#### TASK INSTRUCTIONS
The records that follow should be retyped word for word.
»»
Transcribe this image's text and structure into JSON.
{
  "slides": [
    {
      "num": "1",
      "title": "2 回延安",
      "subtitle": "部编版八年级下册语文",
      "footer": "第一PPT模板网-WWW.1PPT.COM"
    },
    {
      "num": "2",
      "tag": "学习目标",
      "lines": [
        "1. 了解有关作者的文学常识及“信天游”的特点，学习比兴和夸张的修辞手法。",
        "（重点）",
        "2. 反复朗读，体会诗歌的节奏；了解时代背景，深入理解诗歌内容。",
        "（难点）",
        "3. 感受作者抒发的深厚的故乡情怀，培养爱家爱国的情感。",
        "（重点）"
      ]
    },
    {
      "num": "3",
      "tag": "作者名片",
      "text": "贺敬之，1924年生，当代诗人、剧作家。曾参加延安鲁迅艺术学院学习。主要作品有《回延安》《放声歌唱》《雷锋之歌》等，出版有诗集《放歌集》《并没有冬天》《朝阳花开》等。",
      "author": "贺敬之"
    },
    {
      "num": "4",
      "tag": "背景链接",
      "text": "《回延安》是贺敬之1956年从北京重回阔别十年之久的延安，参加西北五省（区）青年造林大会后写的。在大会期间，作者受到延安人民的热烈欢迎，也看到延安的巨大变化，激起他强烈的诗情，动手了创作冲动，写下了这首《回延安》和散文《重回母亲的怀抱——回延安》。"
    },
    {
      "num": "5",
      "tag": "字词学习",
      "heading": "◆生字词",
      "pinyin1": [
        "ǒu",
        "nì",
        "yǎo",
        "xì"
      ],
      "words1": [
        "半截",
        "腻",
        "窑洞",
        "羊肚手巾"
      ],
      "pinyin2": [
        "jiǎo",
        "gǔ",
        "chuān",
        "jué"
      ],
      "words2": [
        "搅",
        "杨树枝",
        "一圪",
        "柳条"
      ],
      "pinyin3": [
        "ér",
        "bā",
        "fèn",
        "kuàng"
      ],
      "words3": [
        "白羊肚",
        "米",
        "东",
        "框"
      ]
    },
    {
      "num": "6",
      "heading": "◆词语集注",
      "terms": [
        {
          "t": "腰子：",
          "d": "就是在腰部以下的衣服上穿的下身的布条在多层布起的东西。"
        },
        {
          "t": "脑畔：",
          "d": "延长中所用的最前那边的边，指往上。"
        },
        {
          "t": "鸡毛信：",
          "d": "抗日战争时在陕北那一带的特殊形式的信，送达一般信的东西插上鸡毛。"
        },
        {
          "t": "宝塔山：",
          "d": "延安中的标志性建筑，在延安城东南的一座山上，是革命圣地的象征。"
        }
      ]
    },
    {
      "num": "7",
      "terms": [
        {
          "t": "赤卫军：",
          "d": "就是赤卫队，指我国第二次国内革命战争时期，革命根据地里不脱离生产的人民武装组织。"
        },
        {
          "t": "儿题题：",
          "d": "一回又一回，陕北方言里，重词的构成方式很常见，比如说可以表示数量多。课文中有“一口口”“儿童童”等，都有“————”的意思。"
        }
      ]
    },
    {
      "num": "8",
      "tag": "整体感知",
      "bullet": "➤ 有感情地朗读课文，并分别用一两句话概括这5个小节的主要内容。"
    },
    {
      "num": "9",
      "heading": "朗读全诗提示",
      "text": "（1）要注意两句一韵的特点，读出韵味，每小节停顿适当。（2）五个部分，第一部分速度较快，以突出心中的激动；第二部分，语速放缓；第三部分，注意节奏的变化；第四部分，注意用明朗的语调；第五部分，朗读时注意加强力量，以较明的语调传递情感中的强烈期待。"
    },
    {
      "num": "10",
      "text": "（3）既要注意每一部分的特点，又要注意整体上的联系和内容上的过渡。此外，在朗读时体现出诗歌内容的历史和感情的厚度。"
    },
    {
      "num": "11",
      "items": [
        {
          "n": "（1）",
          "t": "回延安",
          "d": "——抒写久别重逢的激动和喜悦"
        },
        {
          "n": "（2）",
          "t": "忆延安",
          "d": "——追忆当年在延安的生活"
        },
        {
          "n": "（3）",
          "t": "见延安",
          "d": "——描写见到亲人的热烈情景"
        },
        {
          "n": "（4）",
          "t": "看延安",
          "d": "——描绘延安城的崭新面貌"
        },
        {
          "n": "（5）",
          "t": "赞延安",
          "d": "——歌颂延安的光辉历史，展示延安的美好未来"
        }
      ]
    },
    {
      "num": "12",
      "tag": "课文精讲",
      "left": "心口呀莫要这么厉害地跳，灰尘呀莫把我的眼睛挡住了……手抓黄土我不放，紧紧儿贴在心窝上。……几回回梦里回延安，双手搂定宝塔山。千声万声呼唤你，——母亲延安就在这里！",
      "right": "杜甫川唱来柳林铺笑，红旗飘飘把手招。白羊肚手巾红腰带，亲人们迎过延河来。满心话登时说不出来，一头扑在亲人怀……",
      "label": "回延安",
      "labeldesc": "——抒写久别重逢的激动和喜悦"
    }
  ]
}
««
#### RESULT
Transcribe this image's text and structure into JSON.
{
  "slides": [
    {
      "num": "1",
      "title": "2 回延安",
      "subtitle": "部编版八年级下册语文",
      "footer": "第一PPT模板网-WWW.1PPT.COM"
    },
    {
      "num": "2",
      "tag": "学习目标",
      "lines": [
        "1. 了解有关作者的文学常识及“信天游”的特点，学习比兴和夸张的修辞手法。",
        "（重点）",
        "2. 反复朗读，体会诗歌的节奏；了解时代背景，深入理解诗歌内容。",
        "（难点）",
        "3. 感受作者抒发的深厚的故乡情怀，培养爱家爱国的情感。",
        "（重点）"
      ]
    },
    {
      "num": "3",
      "tag": "作者名片",
      "text": "贺敬之，1924年生，当代诗人、剧作家。曾参加延安鲁迅艺术学院学习。主要作品有《回延安》《放声歌唱》《雷锋之歌》等，出版有诗集《放歌集》《并没有冬天》《朝阳花开》等。",
      "author": "贺敬之"
    },
    {
      "num": "4",
      "tag": "背景链接",
      "text": "《回延安》是贺敬之1956年从北京重回阔别十年之久的延安，参加西北五省（区）青年造林大会后写的。在大会期间，作者受到延安人民的热烈欢迎，也看到延安的巨大变化，激起他强烈的诗情，动手了创作冲动，写下了这首《回延安》和散文《重回母亲的怀抱——回延安》。"
    },
    {
      "num": "5",
      "tag": "字词学习",
      "heading": "◆生字词",
      "pinyin1": [
        "ǒu",
        "nì",
        "yǎo",
        "xì"
      ],
      "words1": [
        "半截",
        "腻",
        "窑洞",
        "羊肚手巾"
      ],
      "pinyin2": [
        "jiǎo",
        "gǔ",
        "chuān",
        "jué"
      ],
      "words2": [
        "搅",
        "杨树枝",
        "一圪",
        "柳条"
      ],
      "pinyin3": [
        "ér",
        "bā",
        "fèn",
        "kuàng"
      ],
      "words3": [
        "白羊肚",
        "米",
        "东",
        "框"
      ]
    },
    {
      "num": "6",
      "heading": "◆词语集注",
      "terms": [
        {
          "t": "腰子：",
          "d": "就是在腰部以下的衣服上穿的下身的布条在多层布起的东西。"
        },
        {
          "t": "脑畔：",
          "d": "延长中所用的最前那边的边，指往上。"
        },
        {
          "t": "鸡毛信：",
          "d": "抗日战争时在陕北那一带的特殊形式的信，送达一般信的东西插上鸡毛。"
        },
        {
          "t": "宝塔山：",
          "d": "延安中的标志性建筑，在延安城东南的一座山上，是革命圣地的象征。"
        }
      ]
    },
    {
      "num": "7",
      "terms": [
        {
          "t": "赤卫军：",
          "d": "就是赤卫队，指我国第二次国内革命战争时期，革命根据地里不脱离生产的人民武装组织。"
        },
        {
          "t": "儿题题：",
          "d": "一回又一回，陕北方言里，重词的构成方式很常见，比如说可以表示数量多。课文中有“一口口”“儿童童”等，都有“————”的意思。"
        }
      ]
    },
    {
      "num": "8",
      "tag": "整体感知",
      "bullet": "➤ 有感情地朗读课文，并分别用一两句话概括这5个小节的主要内容。"
    },
    {
      "num": "9",
      "heading": "朗读全诗提示",
      "text": "（1）要注意两句一韵的特点，读出韵味，每小节停顿适当。（2）五个部分，第一部分速度较快，以突出心中的激动；第二部分，语速放缓；第三部分，注意节奏的变化；第四部分，注意用明朗的语调；第五部分，朗读时注意加强力量，以较明的语调传递情感中的强烈期待。"
    },
    {
      "num": "10",
      "text": "（3）既要注意每一部分的特点，又要注意整体上的联系和内容上的过渡。此外，在朗读时体现出诗歌内容的历史和感情的厚度。"
    },
    {
      "num": "11",
      "items": [
        {
          "n": "（1）",
          "t": "回延安",
          "d": "——抒写久别重逢的激动和喜悦"
        },
        {
          "n": "（2）",
          "t": "忆延安",
          "d": "——追忆当年在延安的生活"
        },
        {
          "n": "（3）",
          "t": "见延安",
          "d": "——描写见到亲人的热烈情景"
        },
        {
          "n": "（4）",
          "t": "看延安",
          "d": "——描绘延安城的崭新面貌"
        },
        {
          "n": "（5）",
          "t": "赞延安",
          "d": "——歌颂延安的光辉历史，展示延安的美好未来"
        }
      ]
    },
    {
      "num": "12",
      "tag": "课文精讲",
      "left": "心口呀莫要这么厉害地跳，灰尘呀莫把我的眼睛挡住了……手抓黄土我不放，紧紧儿贴在心窝上。……几回回梦里回延安，双手搂定宝塔山。千声万声呼唤你，——母亲延安就在这里！",
      "right": "杜甫川唱来柳林铺笑，红旗飘飘把手招。白羊肚手巾红腰带，亲人们迎过延河来。满心话登时说不出来，一头扑在亲人怀……",
      "label": "回延安",
      "labeldesc": "——抒写久别重逢的激动和喜悦"
    }
  ]
}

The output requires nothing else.